[CHALLENGE] Search the material below for the string "RAJENDRA" and extract each line that has it.
# Start of INPUT ROWS
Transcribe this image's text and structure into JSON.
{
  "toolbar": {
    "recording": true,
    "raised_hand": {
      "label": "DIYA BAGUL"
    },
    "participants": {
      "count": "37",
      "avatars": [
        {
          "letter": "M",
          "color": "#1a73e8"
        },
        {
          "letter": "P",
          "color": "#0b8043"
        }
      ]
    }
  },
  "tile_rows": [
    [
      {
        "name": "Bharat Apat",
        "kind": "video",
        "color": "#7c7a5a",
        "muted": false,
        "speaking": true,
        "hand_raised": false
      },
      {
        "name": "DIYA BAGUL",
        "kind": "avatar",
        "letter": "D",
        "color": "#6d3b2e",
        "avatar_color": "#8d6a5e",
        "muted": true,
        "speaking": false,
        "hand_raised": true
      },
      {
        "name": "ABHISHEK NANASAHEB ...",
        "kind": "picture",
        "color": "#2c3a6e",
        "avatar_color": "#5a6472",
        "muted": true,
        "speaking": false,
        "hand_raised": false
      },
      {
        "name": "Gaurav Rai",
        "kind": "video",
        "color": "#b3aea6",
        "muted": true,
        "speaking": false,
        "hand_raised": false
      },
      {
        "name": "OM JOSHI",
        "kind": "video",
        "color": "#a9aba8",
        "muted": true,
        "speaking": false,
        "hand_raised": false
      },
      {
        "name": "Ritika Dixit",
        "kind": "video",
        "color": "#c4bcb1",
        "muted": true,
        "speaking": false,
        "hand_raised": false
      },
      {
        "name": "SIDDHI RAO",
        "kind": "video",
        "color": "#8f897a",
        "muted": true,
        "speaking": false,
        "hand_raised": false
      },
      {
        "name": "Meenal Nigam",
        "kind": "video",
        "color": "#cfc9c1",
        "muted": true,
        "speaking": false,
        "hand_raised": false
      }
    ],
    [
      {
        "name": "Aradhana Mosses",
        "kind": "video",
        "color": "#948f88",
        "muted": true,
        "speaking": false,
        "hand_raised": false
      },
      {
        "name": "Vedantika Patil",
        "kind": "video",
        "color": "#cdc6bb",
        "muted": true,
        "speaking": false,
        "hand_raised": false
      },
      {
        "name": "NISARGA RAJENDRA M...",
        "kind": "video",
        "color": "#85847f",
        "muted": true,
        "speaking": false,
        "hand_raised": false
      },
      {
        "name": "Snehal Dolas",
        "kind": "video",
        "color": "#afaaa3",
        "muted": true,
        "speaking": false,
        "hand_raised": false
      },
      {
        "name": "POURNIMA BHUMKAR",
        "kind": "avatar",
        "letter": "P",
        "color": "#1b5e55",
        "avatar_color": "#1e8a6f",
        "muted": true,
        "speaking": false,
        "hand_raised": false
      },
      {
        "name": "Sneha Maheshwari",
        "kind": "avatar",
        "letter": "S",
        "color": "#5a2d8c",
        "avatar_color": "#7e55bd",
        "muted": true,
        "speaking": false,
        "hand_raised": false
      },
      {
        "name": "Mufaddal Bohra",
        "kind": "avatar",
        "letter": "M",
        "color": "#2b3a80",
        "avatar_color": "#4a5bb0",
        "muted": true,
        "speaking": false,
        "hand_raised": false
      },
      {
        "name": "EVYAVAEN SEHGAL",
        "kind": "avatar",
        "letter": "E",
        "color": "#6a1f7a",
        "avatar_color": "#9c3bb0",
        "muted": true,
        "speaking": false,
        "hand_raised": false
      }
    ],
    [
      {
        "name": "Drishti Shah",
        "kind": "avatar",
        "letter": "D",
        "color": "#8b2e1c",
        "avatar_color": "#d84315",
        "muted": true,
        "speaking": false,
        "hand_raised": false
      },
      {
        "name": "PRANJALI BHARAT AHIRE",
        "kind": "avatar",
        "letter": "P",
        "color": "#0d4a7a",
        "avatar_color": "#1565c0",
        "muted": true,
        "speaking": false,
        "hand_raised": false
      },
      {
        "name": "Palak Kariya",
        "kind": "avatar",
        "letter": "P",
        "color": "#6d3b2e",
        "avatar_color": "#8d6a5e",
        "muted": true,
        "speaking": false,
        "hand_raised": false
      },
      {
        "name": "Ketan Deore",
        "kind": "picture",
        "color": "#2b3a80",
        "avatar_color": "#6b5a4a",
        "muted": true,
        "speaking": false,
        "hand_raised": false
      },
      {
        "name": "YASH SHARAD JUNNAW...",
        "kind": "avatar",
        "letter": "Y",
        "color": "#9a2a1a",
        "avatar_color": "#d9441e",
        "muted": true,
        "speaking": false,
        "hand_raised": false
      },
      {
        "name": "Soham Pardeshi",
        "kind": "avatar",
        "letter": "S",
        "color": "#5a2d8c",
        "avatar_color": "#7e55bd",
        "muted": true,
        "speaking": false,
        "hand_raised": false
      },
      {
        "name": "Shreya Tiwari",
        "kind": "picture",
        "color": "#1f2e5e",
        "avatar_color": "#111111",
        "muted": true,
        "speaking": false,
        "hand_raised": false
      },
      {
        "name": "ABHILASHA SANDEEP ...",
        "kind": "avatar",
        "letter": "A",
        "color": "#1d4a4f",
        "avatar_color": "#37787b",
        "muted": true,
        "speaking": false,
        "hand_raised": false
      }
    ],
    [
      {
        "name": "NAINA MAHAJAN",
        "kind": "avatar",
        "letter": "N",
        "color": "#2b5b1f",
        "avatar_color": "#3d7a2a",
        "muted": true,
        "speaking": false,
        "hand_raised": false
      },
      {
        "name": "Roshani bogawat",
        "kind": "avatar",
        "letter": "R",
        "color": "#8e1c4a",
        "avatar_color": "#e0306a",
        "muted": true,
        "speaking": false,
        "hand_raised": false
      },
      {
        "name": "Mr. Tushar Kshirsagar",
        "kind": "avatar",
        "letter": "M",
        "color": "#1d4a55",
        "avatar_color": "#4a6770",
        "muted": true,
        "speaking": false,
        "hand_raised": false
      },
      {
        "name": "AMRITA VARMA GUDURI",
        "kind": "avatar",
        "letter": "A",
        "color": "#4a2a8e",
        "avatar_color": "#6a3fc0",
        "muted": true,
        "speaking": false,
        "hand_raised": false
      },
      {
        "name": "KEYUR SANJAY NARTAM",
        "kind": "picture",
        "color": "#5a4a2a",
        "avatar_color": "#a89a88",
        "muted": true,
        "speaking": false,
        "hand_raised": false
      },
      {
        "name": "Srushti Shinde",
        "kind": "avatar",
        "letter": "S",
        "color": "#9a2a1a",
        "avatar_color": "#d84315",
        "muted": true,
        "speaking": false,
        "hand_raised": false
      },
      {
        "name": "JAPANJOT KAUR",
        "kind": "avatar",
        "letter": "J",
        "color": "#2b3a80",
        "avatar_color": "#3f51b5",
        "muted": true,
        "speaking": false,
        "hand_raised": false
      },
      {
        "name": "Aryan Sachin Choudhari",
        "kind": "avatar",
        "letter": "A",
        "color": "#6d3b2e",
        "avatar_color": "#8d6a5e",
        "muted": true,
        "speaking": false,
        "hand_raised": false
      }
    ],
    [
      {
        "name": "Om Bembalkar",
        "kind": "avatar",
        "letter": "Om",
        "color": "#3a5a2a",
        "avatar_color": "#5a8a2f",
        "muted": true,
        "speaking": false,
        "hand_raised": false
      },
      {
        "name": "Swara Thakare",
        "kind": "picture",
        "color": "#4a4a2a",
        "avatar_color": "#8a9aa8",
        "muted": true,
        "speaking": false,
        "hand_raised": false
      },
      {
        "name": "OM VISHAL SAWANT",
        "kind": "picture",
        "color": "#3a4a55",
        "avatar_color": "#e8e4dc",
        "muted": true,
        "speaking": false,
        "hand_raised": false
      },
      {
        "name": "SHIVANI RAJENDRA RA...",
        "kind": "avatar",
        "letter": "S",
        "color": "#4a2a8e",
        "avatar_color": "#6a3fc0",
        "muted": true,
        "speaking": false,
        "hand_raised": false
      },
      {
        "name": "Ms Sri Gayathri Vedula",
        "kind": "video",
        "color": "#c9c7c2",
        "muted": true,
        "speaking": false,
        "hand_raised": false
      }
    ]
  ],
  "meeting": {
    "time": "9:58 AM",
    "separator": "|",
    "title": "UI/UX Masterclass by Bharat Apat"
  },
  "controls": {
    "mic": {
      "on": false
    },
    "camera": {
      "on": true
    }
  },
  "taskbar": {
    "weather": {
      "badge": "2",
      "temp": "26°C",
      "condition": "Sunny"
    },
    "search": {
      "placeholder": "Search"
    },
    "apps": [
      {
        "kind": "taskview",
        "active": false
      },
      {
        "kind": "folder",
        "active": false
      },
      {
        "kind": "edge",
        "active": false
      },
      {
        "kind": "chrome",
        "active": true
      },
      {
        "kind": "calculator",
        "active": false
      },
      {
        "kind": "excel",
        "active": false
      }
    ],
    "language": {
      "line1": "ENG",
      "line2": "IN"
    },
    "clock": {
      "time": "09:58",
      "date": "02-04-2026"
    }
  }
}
# End of INPUT ROWS
[RESPONSE BELOW]
        "name": "NISARGA RAJENDRA M...",
        "name": "SHIVANI RAJENDRA RA...",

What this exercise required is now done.